Short exercise: Set every record down verbatim and omit the pictures.

Given records:

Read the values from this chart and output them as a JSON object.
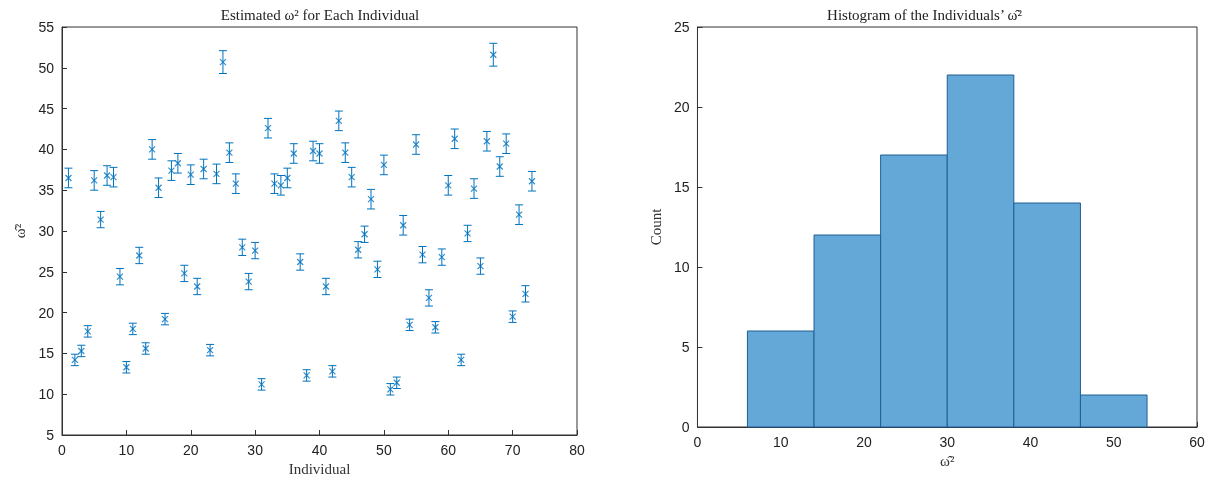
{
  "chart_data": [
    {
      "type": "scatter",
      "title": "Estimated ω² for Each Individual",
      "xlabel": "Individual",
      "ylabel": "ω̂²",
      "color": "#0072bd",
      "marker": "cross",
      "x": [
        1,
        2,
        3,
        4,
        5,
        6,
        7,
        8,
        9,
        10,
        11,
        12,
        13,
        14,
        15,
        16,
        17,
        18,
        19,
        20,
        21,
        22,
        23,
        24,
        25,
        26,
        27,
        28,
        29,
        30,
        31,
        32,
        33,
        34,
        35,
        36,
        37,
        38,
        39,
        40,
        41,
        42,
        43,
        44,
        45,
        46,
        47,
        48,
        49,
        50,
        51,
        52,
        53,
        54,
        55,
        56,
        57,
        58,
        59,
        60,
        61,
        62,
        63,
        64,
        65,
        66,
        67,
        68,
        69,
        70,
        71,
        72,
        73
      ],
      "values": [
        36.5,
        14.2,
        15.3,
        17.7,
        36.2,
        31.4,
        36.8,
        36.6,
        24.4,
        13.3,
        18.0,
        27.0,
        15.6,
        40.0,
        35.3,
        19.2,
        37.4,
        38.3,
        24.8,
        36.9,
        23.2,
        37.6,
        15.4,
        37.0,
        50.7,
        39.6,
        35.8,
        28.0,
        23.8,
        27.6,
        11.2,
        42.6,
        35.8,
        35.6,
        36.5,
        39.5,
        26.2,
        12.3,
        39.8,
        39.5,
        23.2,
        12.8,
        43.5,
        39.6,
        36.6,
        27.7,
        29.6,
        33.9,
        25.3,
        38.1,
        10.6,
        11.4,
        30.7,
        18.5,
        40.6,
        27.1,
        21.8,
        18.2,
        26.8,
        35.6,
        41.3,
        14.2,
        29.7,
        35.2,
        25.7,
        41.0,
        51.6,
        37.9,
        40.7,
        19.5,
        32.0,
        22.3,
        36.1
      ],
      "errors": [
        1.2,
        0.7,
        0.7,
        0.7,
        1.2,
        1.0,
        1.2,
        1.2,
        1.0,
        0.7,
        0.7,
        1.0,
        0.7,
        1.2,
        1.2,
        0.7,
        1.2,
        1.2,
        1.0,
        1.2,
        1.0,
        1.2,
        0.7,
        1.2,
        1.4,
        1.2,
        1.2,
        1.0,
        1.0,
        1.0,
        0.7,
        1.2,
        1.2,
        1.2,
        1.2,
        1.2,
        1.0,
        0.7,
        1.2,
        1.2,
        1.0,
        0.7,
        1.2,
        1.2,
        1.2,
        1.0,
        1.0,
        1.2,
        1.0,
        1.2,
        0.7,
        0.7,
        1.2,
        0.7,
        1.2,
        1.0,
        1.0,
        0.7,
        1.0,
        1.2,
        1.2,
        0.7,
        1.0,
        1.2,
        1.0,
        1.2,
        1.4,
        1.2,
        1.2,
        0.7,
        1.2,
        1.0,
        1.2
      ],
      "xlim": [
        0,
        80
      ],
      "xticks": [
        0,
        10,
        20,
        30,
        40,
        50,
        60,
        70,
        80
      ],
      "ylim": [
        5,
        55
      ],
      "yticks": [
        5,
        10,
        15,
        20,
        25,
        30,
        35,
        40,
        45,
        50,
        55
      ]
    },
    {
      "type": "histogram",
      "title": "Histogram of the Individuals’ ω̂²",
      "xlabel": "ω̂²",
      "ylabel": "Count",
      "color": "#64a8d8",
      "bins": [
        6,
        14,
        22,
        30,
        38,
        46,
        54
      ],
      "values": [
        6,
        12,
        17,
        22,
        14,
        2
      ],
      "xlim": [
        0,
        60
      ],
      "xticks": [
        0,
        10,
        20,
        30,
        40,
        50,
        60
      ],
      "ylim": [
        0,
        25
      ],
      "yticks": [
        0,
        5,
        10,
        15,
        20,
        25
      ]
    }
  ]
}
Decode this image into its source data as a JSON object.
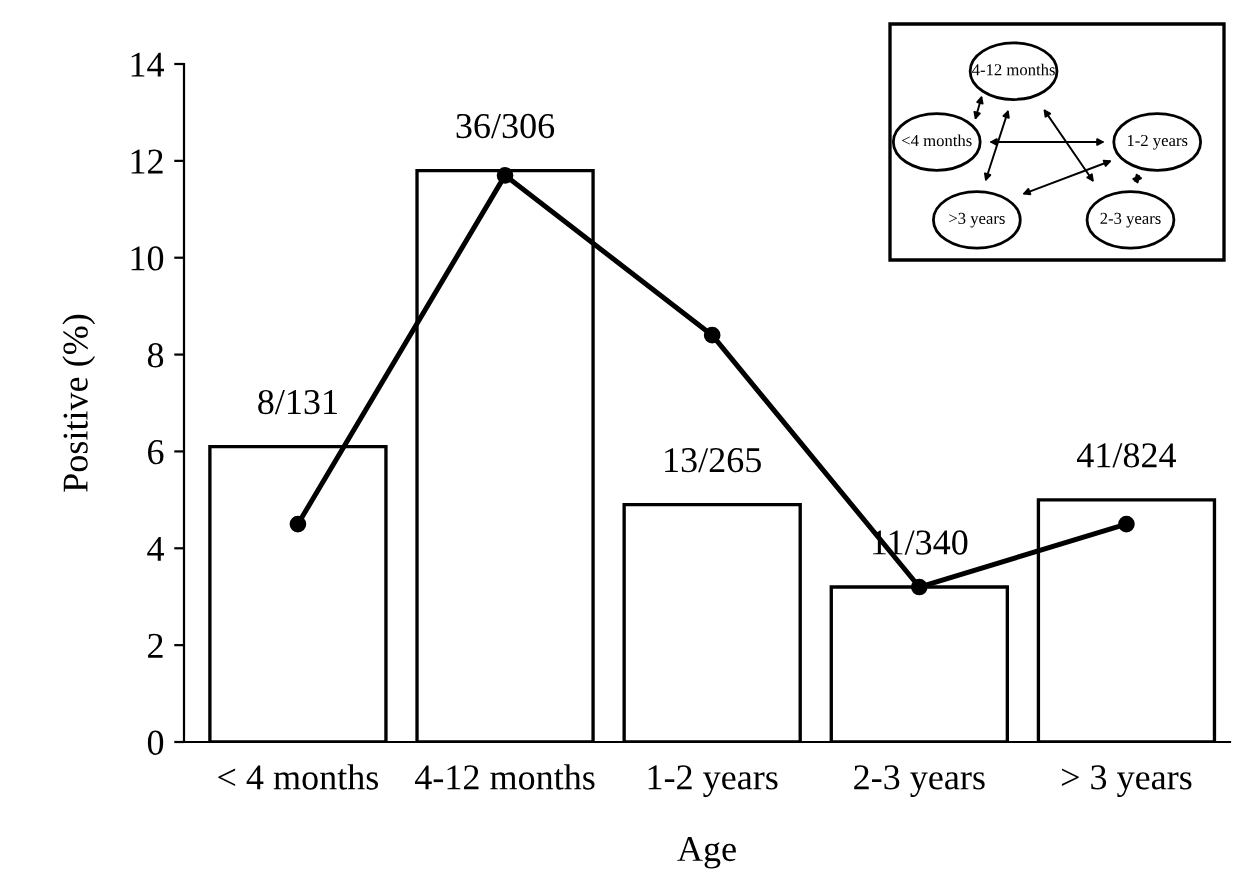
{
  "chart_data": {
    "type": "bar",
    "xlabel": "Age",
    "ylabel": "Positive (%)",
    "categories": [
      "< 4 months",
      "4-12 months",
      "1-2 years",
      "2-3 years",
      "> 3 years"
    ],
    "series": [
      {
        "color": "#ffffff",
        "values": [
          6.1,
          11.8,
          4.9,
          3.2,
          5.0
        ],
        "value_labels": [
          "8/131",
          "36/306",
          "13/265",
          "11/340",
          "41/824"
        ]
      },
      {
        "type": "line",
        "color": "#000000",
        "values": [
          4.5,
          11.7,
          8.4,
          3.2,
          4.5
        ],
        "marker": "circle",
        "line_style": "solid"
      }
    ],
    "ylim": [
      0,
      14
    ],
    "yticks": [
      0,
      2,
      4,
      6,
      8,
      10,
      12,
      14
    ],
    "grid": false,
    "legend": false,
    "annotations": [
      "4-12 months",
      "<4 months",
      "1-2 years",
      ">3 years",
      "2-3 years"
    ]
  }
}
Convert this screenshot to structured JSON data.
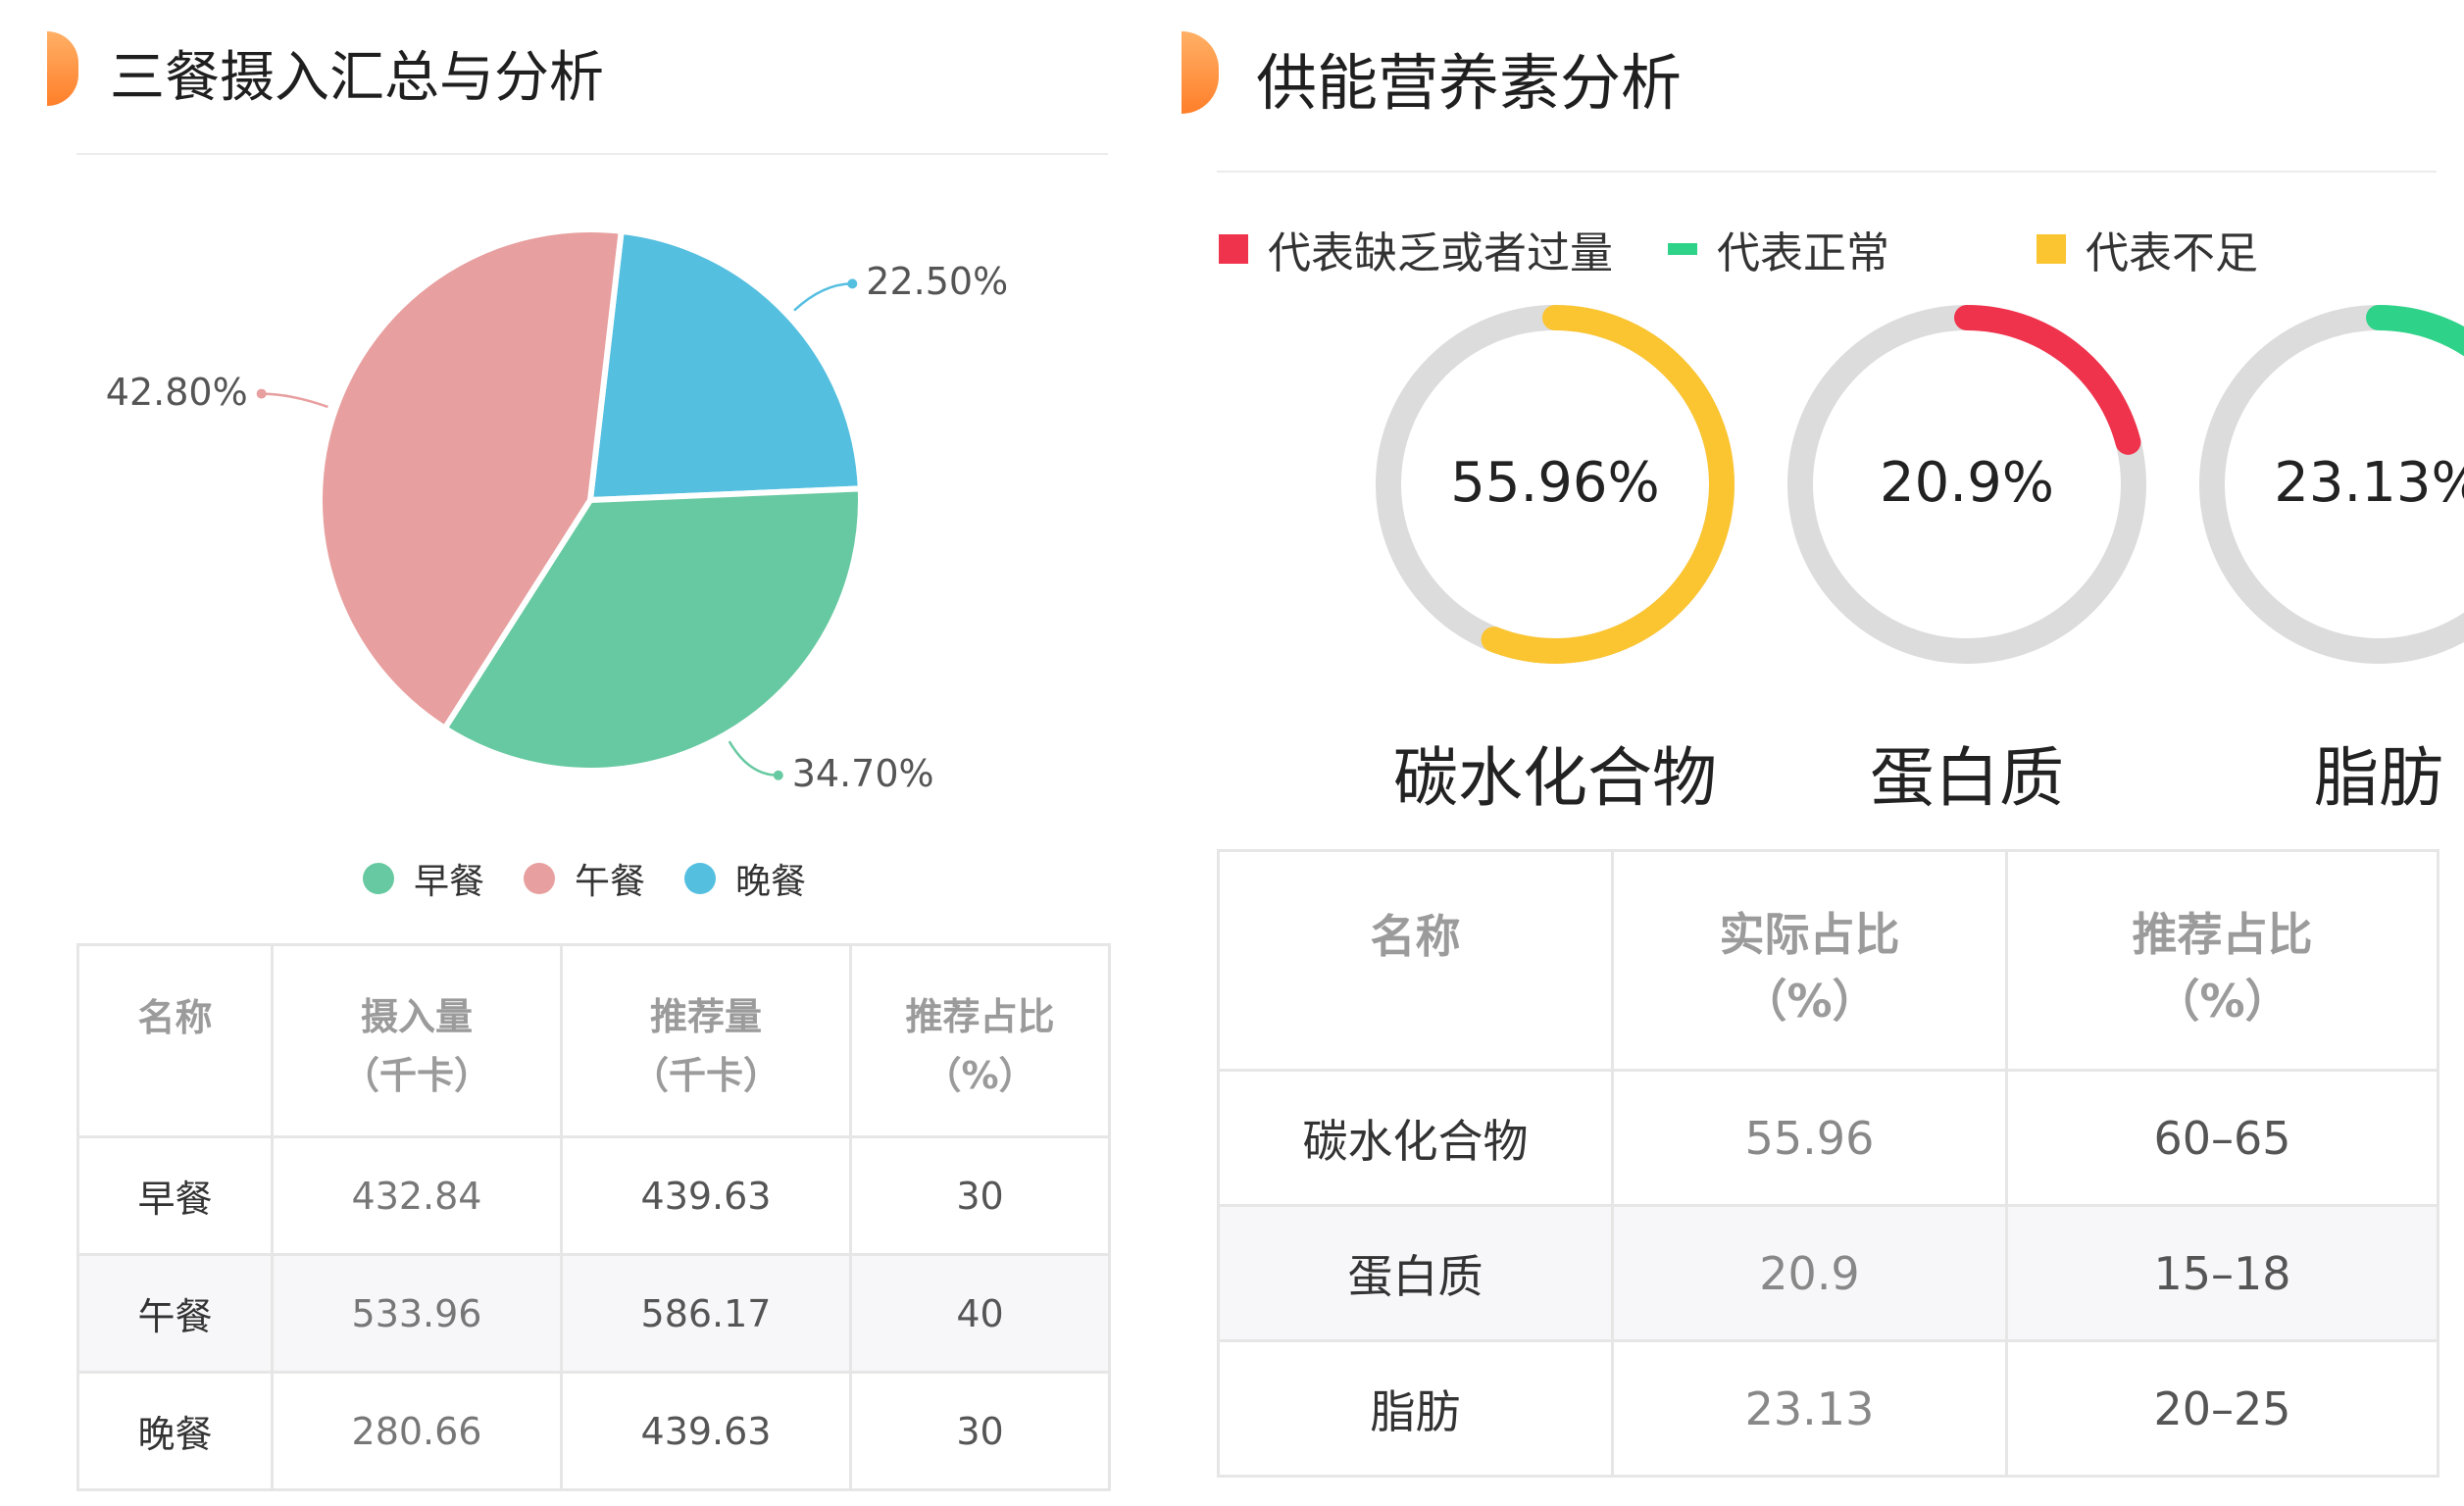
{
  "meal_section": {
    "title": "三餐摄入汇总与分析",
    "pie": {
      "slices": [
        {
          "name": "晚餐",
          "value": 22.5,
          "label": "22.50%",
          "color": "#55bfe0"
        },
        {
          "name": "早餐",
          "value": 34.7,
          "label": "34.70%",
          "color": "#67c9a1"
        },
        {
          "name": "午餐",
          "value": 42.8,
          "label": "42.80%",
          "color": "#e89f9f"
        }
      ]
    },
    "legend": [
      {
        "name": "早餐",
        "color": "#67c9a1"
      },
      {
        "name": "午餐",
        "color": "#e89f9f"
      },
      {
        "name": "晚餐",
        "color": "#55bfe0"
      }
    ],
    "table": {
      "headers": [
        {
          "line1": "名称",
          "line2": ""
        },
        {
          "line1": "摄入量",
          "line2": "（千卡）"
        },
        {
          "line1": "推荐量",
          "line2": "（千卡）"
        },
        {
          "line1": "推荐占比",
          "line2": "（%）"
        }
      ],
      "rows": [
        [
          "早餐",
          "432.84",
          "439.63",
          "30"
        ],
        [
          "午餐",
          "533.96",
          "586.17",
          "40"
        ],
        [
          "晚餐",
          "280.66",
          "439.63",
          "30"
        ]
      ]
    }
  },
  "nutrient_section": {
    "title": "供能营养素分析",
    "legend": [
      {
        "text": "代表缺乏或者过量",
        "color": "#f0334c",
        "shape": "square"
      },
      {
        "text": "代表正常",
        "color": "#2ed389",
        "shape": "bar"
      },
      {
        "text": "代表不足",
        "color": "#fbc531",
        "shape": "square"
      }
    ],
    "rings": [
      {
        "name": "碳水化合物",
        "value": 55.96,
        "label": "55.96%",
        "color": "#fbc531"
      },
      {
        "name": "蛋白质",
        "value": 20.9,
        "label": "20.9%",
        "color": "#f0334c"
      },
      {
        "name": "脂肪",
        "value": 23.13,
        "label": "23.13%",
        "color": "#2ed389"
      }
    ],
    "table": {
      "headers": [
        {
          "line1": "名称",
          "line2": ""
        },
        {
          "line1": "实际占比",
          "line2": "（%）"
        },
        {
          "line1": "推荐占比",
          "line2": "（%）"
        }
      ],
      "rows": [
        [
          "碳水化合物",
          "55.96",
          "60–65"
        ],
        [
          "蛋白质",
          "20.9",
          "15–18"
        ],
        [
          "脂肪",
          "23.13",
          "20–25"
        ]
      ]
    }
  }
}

Answer in full:
Read the values from this chart and output them as a JSON object.
{
  "chart_data": [
    {
      "type": "scatter",
      "title": "Estimated ω² for Each Individual",
      "xlabel": "Individual",
      "ylabel": "ω̂²",
      "color": "#0072bd",
      "marker": "cross",
      "x": [
        1,
        2,
        3,
        4,
        5,
        6,
        7,
        8,
        9,
        10,
        11,
        12,
        13,
        14,
        15,
        16,
        17,
        18,
        19,
        20,
        21,
        22,
        23,
        24,
        25,
        26,
        27,
        28,
        29,
        30,
        31,
        32,
        33,
        34,
        35,
        36,
        37,
        38,
        39,
        40,
        41,
        42,
        43,
        44,
        45,
        46,
        47,
        48,
        49,
        50,
        51,
        52,
        53,
        54,
        55,
        56,
        57,
        58,
        59,
        60,
        61,
        62,
        63,
        64,
        65,
        66,
        67,
        68,
        69,
        70,
        71,
        72,
        73
      ],
      "values": [
        36.5,
        14.2,
        15.3,
        17.7,
        36.2,
        31.4,
        36.8,
        36.6,
        24.4,
        13.3,
        18.0,
        27.0,
        15.6,
        40.0,
        35.3,
        19.2,
        37.4,
        38.3,
        24.8,
        36.9,
        23.2,
        37.6,
        15.4,
        37.0,
        50.7,
        39.6,
        35.8,
        28.0,
        23.8,
        27.6,
        11.2,
        42.6,
        35.8,
        35.6,
        36.5,
        39.5,
        26.2,
        12.3,
        39.8,
        39.5,
        23.2,
        12.8,
        43.5,
        39.6,
        36.6,
        27.7,
        29.6,
        33.9,
        25.3,
        38.1,
        10.6,
        11.4,
        30.7,
        18.5,
        40.6,
        27.1,
        21.8,
        18.2,
        26.8,
        35.6,
        41.3,
        14.2,
        29.7,
        35.2,
        25.7,
        41.0,
        51.6,
        37.9,
        40.7,
        19.5,
        32.0,
        22.3,
        36.1
      ],
      "errors": [
        1.2,
        0.7,
        0.7,
        0.7,
        1.2,
        1.0,
        1.2,
        1.2,
        1.0,
        0.7,
        0.7,
        1.0,
        0.7,
        1.2,
        1.2,
        0.7,
        1.2,
        1.2,
        1.0,
        1.2,
        1.0,
        1.2,
        0.7,
        1.2,
        1.4,
        1.2,
        1.2,
        1.0,
        1.0,
        1.0,
        0.7,
        1.2,
        1.2,
        1.2,
        1.2,
        1.2,
        1.0,
        0.7,
        1.2,
        1.2,
        1.0,
        0.7,
        1.2,
        1.2,
        1.2,
        1.0,
        1.0,
        1.2,
        1.0,
        1.2,
        0.7,
        0.7,
        1.2,
        0.7,
        1.2,
        1.0,
        1.0,
        0.7,
        1.0,
        1.2,
        1.2,
        0.7,
        1.0,
        1.2,
        1.0,
        1.2,
        1.4,
        1.2,
        1.2,
        0.7,
        1.2,
        1.0,
        1.2
      ],
      "xlim": [
        0,
        80
      ],
      "xticks": [
        0,
        10,
        20,
        30,
        40,
        50,
        60,
        70,
        80
      ],
      "ylim": [
        5,
        55
      ],
      "yticks": [
        5,
        10,
        15,
        20,
        25,
        30,
        35,
        40,
        45,
        50,
        55
      ]
    },
    {
      "type": "histogram",
      "title": "Histogram of the Individuals’ ω̂²",
      "xlabel": "ω̂²",
      "ylabel": "Count",
      "color": "#64a8d8",
      "bins": [
        6,
        14,
        22,
        30,
        38,
        46,
        54
      ],
      "values": [
        6,
        12,
        17,
        22,
        14,
        2
      ],
      "xlim": [
        0,
        60
      ],
      "xticks": [
        0,
        10,
        20,
        30,
        40,
        50,
        60
      ],
      "ylim": [
        0,
        25
      ],
      "yticks": [
        0,
        5,
        10,
        15,
        20,
        25
      ]
    }
  ]
}
Decode this image into its source data as a JSON object.
{
  "chart_data": {
    "type": "bar",
    "xlabel": "Age",
    "ylabel": "Positive (%)",
    "categories": [
      "< 4 months",
      "4-12 months",
      "1-2 years",
      "2-3 years",
      "> 3 years"
    ],
    "series": [
      {
        "color": "#ffffff",
        "values": [
          6.1,
          11.8,
          4.9,
          3.2,
          5.0
        ],
        "value_labels": [
          "8/131",
          "36/306",
          "13/265",
          "11/340",
          "41/824"
        ]
      },
      {
        "type": "line",
        "color": "#000000",
        "values": [
          4.5,
          11.7,
          8.4,
          3.2,
          4.5
        ],
        "marker": "circle",
        "line_style": "solid"
      }
    ],
    "ylim": [
      0,
      14
    ],
    "yticks": [
      0,
      2,
      4,
      6,
      8,
      10,
      12,
      14
    ],
    "grid": false,
    "legend": false,
    "annotations": [
      "4-12 months",
      "<4 months",
      "1-2 years",
      ">3 years",
      "2-3 years"
    ]
  }
}
Convert this screenshot to structured JSON data.
{
  "meal_section": {
    "title": "三餐摄入汇总与分析",
    "pie": {
      "slices": [
        {
          "name": "晚餐",
          "value": 22.5,
          "label": "22.50%",
          "color": "#55bfe0"
        },
        {
          "name": "早餐",
          "value": 34.7,
          "label": "34.70%",
          "color": "#67c9a1"
        },
        {
          "name": "午餐",
          "value": 42.8,
          "label": "42.80%",
          "color": "#e89f9f"
        }
      ]
    },
    "legend": [
      {
        "name": "早餐",
        "color": "#67c9a1"
      },
      {
        "name": "午餐",
        "color": "#e89f9f"
      },
      {
        "name": "晚餐",
        "color": "#55bfe0"
      }
    ],
    "table": {
      "headers": [
        {
          "line1": "名称",
          "line2": ""
        },
        {
          "line1": "摄入量",
          "line2": "（千卡）"
        },
        {
          "line1": "推荐量",
          "line2": "（千卡）"
        },
        {
          "line1": "推荐占比",
          "line2": "（%）"
        }
      ],
      "rows": [
        [
          "早餐",
          "432.84",
          "439.63",
          "30"
        ],
        [
          "午餐",
          "533.96",
          "586.17",
          "40"
        ],
        [
          "晚餐",
          "280.66",
          "439.63",
          "30"
        ]
      ]
    }
  },
  "nutrient_section": {
    "title": "供能营养素分析",
    "legend": [
      {
        "text": "代表缺乏或者过量",
        "color": "#f0334c",
        "shape": "square"
      },
      {
        "text": "代表正常",
        "color": "#2ed389",
        "shape": "bar"
      },
      {
        "text": "代表不足",
        "color": "#fbc531",
        "shape": "square"
      }
    ],
    "rings": [
      {
        "name": "碳水化合物",
        "value": 55.96,
        "label": "55.96%",
        "color": "#fbc531"
      },
      {
        "name": "蛋白质",
        "value": 20.9,
        "label": "20.9%",
        "color": "#f0334c"
      },
      {
        "name": "脂肪",
        "value": 23.13,
        "label": "23.13%",
        "color": "#2ed389"
      }
    ],
    "table": {
      "headers": [
        {
          "line1": "名称",
          "line2": ""
        },
        {
          "line1": "实际占比",
          "line2": "（%）"
        },
        {
          "line1": "推荐占比",
          "line2": "（%）"
        }
      ],
      "rows": [
        [
          "碳水化合物",
          "55.96",
          "60–65"
        ],
        [
          "蛋白质",
          "20.9",
          "15–18"
        ],
        [
          "脂肪",
          "23.13",
          "20–25"
        ]
      ]
    }
  }
}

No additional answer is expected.